WORK TO COMPLETE:
Write each line word for word, from the line that contains "OCR this image." through the last line of the material below.

Collected data entries:
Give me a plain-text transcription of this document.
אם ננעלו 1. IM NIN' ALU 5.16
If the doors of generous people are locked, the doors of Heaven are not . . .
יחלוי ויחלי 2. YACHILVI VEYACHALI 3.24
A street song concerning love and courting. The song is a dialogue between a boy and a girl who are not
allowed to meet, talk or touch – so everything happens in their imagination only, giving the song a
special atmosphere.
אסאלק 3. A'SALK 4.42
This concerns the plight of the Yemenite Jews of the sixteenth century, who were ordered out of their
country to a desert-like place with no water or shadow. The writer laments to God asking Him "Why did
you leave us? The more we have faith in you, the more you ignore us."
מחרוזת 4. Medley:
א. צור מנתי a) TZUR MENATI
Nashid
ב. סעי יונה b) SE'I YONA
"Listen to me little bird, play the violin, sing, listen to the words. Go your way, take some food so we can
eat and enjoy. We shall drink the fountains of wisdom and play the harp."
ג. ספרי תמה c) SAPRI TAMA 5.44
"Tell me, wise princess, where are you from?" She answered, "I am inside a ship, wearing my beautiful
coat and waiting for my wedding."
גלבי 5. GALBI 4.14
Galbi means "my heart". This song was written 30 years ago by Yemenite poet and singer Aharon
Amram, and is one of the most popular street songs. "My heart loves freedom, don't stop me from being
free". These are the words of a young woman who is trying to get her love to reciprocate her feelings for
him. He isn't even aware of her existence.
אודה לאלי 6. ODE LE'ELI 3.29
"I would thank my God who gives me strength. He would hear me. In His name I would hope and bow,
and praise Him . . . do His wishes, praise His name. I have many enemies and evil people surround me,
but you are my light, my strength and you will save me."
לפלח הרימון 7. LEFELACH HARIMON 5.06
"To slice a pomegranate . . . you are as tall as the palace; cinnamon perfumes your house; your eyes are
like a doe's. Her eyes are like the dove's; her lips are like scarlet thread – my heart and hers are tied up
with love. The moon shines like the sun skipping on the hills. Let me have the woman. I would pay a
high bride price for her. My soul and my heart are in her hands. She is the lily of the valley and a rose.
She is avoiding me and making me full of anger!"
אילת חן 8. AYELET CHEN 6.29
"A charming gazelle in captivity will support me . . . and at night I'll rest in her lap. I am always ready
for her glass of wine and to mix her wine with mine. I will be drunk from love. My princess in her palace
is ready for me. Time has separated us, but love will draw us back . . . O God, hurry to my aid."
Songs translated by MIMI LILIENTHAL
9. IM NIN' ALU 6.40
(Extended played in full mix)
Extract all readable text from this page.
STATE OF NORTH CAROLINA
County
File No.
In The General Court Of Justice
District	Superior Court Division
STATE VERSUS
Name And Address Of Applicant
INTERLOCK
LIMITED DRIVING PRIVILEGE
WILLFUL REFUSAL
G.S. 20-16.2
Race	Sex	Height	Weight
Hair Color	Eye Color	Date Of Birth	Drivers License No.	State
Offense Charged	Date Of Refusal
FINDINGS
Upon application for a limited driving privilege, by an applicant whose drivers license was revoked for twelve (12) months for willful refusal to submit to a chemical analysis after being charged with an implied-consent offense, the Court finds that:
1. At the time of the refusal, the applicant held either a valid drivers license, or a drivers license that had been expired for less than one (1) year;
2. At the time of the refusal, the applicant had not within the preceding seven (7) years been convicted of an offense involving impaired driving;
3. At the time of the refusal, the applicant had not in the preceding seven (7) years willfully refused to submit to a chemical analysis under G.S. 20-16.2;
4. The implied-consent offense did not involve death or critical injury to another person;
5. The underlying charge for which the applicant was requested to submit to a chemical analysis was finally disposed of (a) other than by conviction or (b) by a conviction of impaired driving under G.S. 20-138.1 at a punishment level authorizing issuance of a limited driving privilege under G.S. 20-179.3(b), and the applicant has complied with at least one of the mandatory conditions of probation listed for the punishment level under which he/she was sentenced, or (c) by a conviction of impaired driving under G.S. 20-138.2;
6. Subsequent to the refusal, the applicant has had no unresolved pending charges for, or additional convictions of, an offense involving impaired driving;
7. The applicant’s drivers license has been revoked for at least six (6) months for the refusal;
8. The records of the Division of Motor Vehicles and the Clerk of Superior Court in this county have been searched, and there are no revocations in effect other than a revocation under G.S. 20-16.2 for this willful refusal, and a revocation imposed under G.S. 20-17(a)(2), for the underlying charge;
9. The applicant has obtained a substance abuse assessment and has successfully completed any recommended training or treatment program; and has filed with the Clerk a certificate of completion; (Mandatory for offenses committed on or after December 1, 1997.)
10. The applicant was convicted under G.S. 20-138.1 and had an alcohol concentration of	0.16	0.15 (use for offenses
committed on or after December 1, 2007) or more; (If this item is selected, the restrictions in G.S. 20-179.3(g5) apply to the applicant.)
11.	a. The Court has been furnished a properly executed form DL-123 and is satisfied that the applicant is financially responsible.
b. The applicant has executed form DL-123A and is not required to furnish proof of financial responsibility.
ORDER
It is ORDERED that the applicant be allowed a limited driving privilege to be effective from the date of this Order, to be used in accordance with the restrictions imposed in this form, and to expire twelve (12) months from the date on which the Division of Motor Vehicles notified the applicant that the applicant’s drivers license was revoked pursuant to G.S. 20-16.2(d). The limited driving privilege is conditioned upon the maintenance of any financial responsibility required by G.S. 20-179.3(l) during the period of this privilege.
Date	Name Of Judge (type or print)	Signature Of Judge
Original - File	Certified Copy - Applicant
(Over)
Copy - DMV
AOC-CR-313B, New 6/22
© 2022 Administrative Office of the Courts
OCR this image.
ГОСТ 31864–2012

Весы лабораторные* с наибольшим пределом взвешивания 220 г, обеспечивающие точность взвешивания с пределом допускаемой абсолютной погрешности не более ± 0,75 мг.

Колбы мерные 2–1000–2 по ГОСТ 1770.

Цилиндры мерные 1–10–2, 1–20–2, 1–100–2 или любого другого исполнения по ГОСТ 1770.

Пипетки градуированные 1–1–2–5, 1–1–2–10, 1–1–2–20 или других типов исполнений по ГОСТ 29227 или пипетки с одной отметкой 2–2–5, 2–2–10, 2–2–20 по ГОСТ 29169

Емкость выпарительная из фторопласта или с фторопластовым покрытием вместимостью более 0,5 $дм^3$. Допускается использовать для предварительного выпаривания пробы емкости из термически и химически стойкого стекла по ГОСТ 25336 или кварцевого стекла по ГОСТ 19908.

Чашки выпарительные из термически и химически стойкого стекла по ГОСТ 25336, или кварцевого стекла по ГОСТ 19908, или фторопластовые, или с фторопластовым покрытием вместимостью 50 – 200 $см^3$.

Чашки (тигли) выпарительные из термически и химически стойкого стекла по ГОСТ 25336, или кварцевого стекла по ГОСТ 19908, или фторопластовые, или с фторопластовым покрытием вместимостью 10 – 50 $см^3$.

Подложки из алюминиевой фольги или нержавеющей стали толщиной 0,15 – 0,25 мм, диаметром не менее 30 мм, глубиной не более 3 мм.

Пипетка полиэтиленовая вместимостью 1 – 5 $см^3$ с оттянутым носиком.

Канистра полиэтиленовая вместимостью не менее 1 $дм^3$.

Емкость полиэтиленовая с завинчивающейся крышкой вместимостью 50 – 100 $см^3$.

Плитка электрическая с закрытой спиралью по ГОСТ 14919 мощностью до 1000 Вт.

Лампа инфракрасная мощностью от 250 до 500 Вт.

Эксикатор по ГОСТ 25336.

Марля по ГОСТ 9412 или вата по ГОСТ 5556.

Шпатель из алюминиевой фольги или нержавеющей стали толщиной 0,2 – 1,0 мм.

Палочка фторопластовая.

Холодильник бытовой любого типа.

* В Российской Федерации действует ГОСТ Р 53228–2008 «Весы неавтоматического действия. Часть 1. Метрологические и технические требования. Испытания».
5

REPLY TO THE TASK:
OCR this image.
ГОСТ 31864–2012

Весы лабораторные* с наибольшим пределом взвешивания 220 г, обеспечивающие точность взвешивания с пределом допускаемой абсолютной погрешности не более ± 0,75 мг.

Колбы мерные 2–1000–2 по ГОСТ 1770.

Цилиндры мерные 1–10–2, 1–20–2, 1–100–2 или любого другого исполнения по ГОСТ 1770.

Пипетки градуированные 1–1–2–5, 1–1–2–10, 1–1–2–20 или других типов исполнений по ГОСТ 29227 или пипетки с одной отметкой 2–2–5, 2–2–10, 2–2–20 по ГОСТ 29169

Емкость выпарительная из фторопласта или с фторопластовым покрытием вместимостью более 0,5 $дм^3$. Допускается использовать для предварительного выпаривания пробы емкости из термически и химически стойкого стекла по ГОСТ 25336 или кварцевого стекла по ГОСТ 19908.

Чашки выпарительные из термически и химически стойкого стекла по ГОСТ 25336, или кварцевого стекла по ГОСТ 19908, или фторопластовые, или с фторопластовым покрытием вместимостью 50 – 200 $см^3$.

Чашки (тигли) выпарительные из термически и химически стойкого стекла по ГОСТ 25336, или кварцевого стекла по ГОСТ 19908, или фторопластовые, или с фторопластовым покрытием вместимостью 10 – 50 $см^3$.

Подложки из алюминиевой фольги или нержавеющей стали толщиной 0,15 – 0,25 мм, диаметром не менее 30 мм, глубиной не более 3 мм.

Пипетка полиэтиленовая вместимостью 1 – 5 $см^3$ с оттянутым носиком.

Канистра полиэтиленовая вместимостью не менее 1 $дм^3$.

Емкость полиэтиленовая с завинчивающейся крышкой вместимостью 50 – 100 $см^3$.

Плитка электрическая с закрытой спиралью по ГОСТ 14919 мощностью до 1000 Вт.

Лампа инфракрасная мощностью от 250 до 500 Вт.

Эксикатор по ГОСТ 25336.

Марля по ГОСТ 9412 или вата по ГОСТ 5556.

Шпатель из алюминиевой фольги или нержавеющей стали толщиной 0,2 – 1,0 мм.

Палочка фторопластовая.

Холодильник бытовой любого типа.

* В Российской Федерации действует ГОСТ Р 53228–2008 «Весы неавтоматического действия. Часть 1. Метрологические и технические требования. Испытания».
5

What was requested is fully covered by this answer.